# What to work on
Check each line of the listing for the string "that", then state how many lines have it. Only the number is wanted.

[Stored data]

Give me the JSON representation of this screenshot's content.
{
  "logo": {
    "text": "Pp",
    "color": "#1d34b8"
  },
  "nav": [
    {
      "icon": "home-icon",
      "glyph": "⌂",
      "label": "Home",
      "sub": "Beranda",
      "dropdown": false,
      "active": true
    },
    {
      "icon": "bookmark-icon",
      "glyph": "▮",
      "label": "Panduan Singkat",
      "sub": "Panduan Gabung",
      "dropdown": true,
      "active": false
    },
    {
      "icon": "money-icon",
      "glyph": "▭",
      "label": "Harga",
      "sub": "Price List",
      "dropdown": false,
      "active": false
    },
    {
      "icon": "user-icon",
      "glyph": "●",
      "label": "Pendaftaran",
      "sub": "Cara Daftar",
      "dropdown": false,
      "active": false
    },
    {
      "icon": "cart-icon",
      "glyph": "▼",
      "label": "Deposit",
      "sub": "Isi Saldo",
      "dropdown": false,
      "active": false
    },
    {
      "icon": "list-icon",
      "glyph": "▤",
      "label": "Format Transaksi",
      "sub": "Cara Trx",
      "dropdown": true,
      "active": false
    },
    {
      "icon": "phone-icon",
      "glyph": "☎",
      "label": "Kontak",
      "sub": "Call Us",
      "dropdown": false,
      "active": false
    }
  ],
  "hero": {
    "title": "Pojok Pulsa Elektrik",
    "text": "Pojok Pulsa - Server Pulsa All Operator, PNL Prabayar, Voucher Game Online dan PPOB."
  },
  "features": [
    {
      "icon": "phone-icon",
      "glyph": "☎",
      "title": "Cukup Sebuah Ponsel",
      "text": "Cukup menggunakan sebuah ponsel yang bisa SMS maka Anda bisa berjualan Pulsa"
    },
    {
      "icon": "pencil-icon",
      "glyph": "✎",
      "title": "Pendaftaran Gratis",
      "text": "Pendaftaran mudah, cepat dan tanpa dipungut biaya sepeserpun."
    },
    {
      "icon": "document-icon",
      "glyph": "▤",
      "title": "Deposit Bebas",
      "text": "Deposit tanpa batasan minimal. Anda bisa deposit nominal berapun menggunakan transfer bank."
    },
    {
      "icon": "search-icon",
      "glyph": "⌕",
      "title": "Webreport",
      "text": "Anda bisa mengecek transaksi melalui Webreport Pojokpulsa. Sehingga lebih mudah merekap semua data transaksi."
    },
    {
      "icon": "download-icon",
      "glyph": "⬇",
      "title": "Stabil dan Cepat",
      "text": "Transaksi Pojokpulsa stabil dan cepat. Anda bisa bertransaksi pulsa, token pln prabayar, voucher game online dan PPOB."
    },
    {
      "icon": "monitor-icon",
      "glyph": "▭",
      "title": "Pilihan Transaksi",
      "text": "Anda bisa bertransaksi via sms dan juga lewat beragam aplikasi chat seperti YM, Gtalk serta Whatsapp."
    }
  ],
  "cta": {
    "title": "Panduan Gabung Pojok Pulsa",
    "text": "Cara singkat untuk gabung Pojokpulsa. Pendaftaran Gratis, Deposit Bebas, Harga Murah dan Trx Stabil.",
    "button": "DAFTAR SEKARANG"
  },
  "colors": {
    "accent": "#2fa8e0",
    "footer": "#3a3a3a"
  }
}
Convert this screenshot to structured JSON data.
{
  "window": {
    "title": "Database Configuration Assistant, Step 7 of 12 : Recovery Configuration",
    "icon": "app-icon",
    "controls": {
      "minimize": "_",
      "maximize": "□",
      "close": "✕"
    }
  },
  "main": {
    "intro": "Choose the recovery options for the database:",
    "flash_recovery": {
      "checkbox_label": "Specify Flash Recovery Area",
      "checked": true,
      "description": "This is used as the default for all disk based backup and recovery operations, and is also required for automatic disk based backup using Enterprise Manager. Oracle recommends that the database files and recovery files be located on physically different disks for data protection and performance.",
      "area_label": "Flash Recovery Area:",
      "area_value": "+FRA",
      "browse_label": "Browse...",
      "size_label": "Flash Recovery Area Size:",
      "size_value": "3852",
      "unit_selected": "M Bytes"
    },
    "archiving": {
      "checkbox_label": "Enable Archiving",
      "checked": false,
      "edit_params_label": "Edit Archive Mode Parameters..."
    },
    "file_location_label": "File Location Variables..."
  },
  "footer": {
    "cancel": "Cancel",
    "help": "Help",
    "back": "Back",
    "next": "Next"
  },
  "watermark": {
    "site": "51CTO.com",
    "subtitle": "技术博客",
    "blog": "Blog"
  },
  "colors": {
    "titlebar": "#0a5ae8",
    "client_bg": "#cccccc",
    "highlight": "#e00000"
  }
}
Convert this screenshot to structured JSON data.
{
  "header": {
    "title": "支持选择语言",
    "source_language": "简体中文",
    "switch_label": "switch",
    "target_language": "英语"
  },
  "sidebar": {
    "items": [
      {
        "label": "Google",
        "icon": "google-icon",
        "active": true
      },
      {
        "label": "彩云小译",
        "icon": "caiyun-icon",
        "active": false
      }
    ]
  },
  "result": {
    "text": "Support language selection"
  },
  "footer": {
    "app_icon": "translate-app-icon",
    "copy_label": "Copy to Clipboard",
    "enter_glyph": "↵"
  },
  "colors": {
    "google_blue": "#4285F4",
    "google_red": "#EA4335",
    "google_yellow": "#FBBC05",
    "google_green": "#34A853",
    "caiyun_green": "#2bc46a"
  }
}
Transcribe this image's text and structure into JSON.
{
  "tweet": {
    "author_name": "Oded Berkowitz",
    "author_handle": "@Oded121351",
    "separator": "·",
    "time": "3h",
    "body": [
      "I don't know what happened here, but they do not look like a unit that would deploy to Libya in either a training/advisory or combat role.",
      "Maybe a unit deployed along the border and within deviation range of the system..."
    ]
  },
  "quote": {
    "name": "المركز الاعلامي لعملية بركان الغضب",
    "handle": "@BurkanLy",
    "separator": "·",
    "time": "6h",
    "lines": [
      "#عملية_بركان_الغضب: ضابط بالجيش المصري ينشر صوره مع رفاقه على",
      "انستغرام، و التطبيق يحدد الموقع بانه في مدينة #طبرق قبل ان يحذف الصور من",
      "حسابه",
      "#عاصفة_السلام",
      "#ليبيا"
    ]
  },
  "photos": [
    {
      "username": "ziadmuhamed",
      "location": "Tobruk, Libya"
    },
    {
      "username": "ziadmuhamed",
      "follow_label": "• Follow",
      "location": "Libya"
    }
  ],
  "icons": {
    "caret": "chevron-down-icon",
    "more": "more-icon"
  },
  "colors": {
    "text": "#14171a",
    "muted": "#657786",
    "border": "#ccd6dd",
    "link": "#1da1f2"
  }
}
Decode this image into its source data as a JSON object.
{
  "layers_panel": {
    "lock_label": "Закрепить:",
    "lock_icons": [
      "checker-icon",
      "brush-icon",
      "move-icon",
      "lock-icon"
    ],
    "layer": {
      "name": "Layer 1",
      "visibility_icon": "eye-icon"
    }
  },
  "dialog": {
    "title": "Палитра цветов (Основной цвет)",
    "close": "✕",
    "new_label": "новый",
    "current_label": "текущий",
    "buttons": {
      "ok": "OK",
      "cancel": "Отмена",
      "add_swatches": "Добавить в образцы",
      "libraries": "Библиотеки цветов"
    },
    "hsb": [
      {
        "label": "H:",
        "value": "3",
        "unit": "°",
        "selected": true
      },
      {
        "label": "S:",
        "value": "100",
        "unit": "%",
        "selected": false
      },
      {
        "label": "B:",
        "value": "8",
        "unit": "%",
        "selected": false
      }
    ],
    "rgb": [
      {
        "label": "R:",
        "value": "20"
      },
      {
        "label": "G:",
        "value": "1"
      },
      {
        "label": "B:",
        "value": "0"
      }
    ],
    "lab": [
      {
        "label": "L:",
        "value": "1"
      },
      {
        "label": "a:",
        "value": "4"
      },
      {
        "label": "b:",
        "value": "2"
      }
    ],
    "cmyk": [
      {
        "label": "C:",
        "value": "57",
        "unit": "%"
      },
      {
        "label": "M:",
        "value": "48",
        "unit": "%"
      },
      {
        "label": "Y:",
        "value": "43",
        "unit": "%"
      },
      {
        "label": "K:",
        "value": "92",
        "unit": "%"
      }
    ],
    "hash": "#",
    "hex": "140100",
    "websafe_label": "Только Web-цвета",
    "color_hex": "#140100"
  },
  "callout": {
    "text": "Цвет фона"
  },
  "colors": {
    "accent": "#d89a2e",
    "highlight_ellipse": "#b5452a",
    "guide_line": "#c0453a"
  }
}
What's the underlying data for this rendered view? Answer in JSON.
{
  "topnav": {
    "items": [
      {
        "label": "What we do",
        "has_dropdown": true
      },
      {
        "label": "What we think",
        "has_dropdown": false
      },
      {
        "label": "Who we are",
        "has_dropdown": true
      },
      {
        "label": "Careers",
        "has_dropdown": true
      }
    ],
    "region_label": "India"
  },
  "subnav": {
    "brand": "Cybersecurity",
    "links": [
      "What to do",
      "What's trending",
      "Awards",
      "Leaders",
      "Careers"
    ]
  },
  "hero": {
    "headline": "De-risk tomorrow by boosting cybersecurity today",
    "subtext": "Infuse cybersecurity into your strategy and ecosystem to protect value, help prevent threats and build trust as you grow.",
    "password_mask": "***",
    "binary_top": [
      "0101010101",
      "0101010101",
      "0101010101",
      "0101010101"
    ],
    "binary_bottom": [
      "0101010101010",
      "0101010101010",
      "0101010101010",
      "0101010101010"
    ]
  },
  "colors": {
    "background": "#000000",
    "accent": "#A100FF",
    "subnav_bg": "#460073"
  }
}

# Final result
2